§ **WORK TO DO**:
Pick out every line with the word "color" and copy it.

* Begin TASK DATA *

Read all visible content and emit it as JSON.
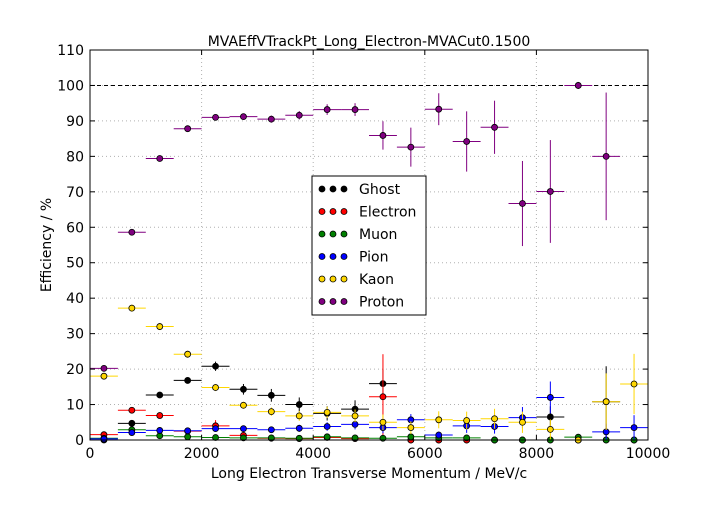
{
  "chart_data": {
    "type": "scatter",
    "title": "MVAEffVTrackPt_Long_Electron-MVACut0.1500",
    "xlabel": "Long Electron Transverse Momentum / MeV/c",
    "ylabel": "Efficiency / %",
    "xlim": [
      0,
      10000
    ],
    "ylim": [
      0,
      110
    ],
    "x_ticks": [
      0,
      2000,
      4000,
      6000,
      8000,
      10000
    ],
    "y_ticks": [
      0,
      10,
      20,
      30,
      40,
      50,
      60,
      70,
      80,
      90,
      100,
      110
    ],
    "x_tick_labels": [
      "0",
      "2000",
      "4000",
      "6000",
      "8000",
      "10000"
    ],
    "y_tick_labels": [
      "0",
      "10",
      "20",
      "30",
      "40",
      "50",
      "60",
      "70",
      "80",
      "90",
      "100",
      "110"
    ],
    "grid": true,
    "reference_line": 100,
    "legend_position": "center",
    "bin_half_width": 250,
    "series": [
      {
        "name": "Ghost",
        "color": "#000000",
        "x": [
          250,
          750,
          1250,
          1750,
          2250,
          2750,
          3250,
          3750,
          4250,
          4750,
          5250,
          5750,
          6250,
          6750,
          7250,
          7750,
          8250,
          8750,
          9250,
          9750
        ],
        "y": [
          0,
          4.7,
          12.7,
          16.8,
          20.8,
          14.3,
          12.6,
          10.0,
          7.5,
          8.7,
          15.9,
          0,
          0,
          0,
          0,
          0,
          6.5,
          0,
          10.8,
          0
        ],
        "err": [
          0,
          0.4,
          0.6,
          0.8,
          1.3,
          1.5,
          1.8,
          2.0,
          2.0,
          2.5,
          4.0,
          0,
          0,
          0,
          0,
          0,
          3.0,
          0,
          10.0,
          0
        ]
      },
      {
        "name": "Electron",
        "color": "#ff0000",
        "x": [
          250,
          750,
          1250,
          1750,
          2250,
          2750,
          3250,
          3750,
          4250,
          4750,
          5250,
          5750,
          6250,
          6750,
          7250,
          7750,
          8250,
          8750,
          9250,
          9750
        ],
        "y": [
          1.5,
          8.4,
          6.9,
          2.5,
          4.0,
          1.3,
          0.5,
          0.4,
          0.7,
          0.4,
          12.2,
          0,
          0,
          0,
          0,
          0,
          0,
          0,
          0,
          0
        ],
        "err": [
          0.3,
          0.7,
          0.9,
          0.6,
          1.6,
          0.8,
          0.5,
          0.4,
          0.7,
          0.4,
          12.0,
          0,
          0,
          0,
          0,
          0,
          0,
          0,
          0,
          0
        ]
      },
      {
        "name": "Muon",
        "color": "#008000",
        "x": [
          250,
          750,
          1250,
          1750,
          2250,
          2750,
          3250,
          3750,
          4250,
          4750,
          5250,
          5750,
          6250,
          6750,
          7250,
          7750,
          8250,
          8750,
          9250,
          9750
        ],
        "y": [
          0.5,
          2.9,
          1.2,
          0.9,
          0.7,
          0.6,
          0.6,
          0.5,
          0.9,
          0.6,
          0.5,
          0.9,
          0.6,
          0.6,
          0,
          0,
          0,
          0.8,
          0,
          0
        ],
        "err": [
          0.2,
          0.5,
          0.4,
          0.3,
          0.3,
          0.3,
          0.3,
          0.3,
          0.5,
          0.4,
          0.4,
          0.7,
          0.5,
          0.5,
          0,
          0,
          0,
          0.8,
          0,
          0
        ]
      },
      {
        "name": "Pion",
        "color": "#0000ff",
        "x": [
          250,
          750,
          1250,
          1750,
          2250,
          2750,
          3250,
          3750,
          4250,
          4750,
          5250,
          5750,
          6250,
          6750,
          7250,
          7750,
          8250,
          8750,
          9250,
          9750
        ],
        "y": [
          0.3,
          2.1,
          2.7,
          2.6,
          3.2,
          3.2,
          2.9,
          3.3,
          3.8,
          4.4,
          3.5,
          5.7,
          1.4,
          4.0,
          3.8,
          6.3,
          12.0,
          0,
          2.3,
          3.5
        ],
        "err": [
          0.1,
          0.3,
          0.4,
          0.5,
          0.7,
          0.8,
          0.9,
          1.0,
          1.2,
          1.4,
          1.6,
          1.6,
          1.0,
          2.0,
          2.0,
          3.0,
          4.5,
          0,
          2.3,
          3.5
        ]
      },
      {
        "name": "Kaon",
        "color": "#ffd700",
        "x": [
          250,
          750,
          1250,
          1750,
          2250,
          2750,
          3250,
          3750,
          4250,
          4750,
          5250,
          5750,
          6250,
          6750,
          7250,
          7750,
          8250,
          8750,
          9250,
          9750
        ],
        "y": [
          18.0,
          37.2,
          32.0,
          24.2,
          14.8,
          9.8,
          8.0,
          6.8,
          7.8,
          6.8,
          5.0,
          3.5,
          5.7,
          5.5,
          6.0,
          5.0,
          3.0,
          0,
          10.8,
          15.8
        ],
        "err": [
          0.6,
          1.0,
          1.0,
          1.0,
          1.0,
          1.0,
          1.2,
          1.4,
          1.6,
          1.8,
          2.2,
          1.8,
          2.4,
          2.5,
          2.8,
          3.0,
          2.8,
          0,
          8.0,
          8.5
        ]
      },
      {
        "name": "Proton",
        "color": "#800080",
        "x": [
          250,
          750,
          1250,
          1750,
          2250,
          2750,
          3250,
          3750,
          4250,
          4750,
          5250,
          5750,
          6250,
          6750,
          7250,
          7750,
          8250,
          8750,
          9250,
          9750
        ],
        "y": [
          20.2,
          58.6,
          79.4,
          87.8,
          91.0,
          91.2,
          90.5,
          91.6,
          93.2,
          93.2,
          85.9,
          82.6,
          93.3,
          84.2,
          88.2,
          66.7,
          70.1,
          100.0,
          80.0,
          null
        ],
        "err": [
          0.6,
          0.8,
          0.7,
          0.6,
          0.6,
          0.8,
          1.0,
          1.2,
          1.5,
          1.8,
          4.0,
          5.5,
          4.5,
          8.5,
          7.5,
          12.0,
          14.5,
          1.0,
          18.0,
          0
        ]
      }
    ]
  }
}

* End TASK DATA *

§ **RESULT FOR THIS EXERCISE**:
        "color": "#000000",
        "color": "#ff0000",
        "color": "#008000",
        "color": "#0000ff",
        "color": "#ffd700",
        "color": "#800080",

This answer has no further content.